▶ WHAT IS BEING ASKED:
Single out the lines that include the word "Link". Copy them.

▶ DATASET EXTRACT:
◇ ◇ ◇ ◇
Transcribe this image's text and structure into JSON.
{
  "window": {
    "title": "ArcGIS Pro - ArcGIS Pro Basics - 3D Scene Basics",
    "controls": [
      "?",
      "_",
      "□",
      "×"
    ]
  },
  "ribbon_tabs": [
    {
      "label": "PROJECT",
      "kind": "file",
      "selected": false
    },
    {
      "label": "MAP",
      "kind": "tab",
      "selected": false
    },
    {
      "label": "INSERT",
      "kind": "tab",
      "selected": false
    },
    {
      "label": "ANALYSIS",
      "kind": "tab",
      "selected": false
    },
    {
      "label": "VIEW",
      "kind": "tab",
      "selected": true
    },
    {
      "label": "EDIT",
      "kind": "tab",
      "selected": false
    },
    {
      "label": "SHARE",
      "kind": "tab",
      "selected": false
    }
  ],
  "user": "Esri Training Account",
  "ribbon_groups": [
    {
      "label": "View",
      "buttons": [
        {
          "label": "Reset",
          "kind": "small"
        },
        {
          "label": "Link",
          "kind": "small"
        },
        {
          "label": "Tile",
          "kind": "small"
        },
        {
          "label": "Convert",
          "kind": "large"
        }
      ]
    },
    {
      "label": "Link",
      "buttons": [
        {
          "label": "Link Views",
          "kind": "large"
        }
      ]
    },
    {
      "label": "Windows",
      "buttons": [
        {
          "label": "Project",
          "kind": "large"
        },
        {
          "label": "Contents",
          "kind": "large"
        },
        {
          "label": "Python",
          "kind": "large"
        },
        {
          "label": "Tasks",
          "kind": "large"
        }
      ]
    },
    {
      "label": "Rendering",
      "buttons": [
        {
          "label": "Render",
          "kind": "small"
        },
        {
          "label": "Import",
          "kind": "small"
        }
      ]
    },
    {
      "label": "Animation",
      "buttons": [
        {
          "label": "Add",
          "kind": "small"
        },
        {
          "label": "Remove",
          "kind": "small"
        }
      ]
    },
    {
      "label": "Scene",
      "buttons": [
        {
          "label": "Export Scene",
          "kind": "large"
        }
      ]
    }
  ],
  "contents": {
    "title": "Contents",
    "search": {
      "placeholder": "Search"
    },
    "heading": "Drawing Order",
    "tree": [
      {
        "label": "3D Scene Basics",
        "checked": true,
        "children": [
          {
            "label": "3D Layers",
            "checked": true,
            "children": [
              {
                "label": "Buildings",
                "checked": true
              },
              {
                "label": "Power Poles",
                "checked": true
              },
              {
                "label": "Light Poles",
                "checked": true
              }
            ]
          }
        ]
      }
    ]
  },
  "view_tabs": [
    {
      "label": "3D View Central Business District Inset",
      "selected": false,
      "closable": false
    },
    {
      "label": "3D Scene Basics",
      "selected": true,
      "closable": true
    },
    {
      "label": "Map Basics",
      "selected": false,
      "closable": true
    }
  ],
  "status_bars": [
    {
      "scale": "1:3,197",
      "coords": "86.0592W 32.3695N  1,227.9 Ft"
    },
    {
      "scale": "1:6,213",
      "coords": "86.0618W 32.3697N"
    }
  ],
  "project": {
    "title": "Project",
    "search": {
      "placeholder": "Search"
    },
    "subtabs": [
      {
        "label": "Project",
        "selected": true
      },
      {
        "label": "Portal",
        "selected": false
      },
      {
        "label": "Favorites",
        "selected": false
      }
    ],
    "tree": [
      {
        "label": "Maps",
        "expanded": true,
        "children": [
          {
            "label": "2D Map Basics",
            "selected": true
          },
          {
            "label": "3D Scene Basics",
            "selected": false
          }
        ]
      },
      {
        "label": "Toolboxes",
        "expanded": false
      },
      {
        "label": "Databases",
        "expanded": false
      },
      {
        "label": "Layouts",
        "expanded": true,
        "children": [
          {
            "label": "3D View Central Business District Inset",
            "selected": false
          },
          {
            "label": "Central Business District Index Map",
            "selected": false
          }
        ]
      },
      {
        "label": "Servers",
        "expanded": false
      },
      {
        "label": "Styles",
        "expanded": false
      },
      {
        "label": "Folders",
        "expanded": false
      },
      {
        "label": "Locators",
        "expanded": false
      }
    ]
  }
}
◇ ◇ ◇ ◇
▶ EXERCISE OUTPUT:
          "label": "Link",
      "label": "Link",
          "label": "Link Views",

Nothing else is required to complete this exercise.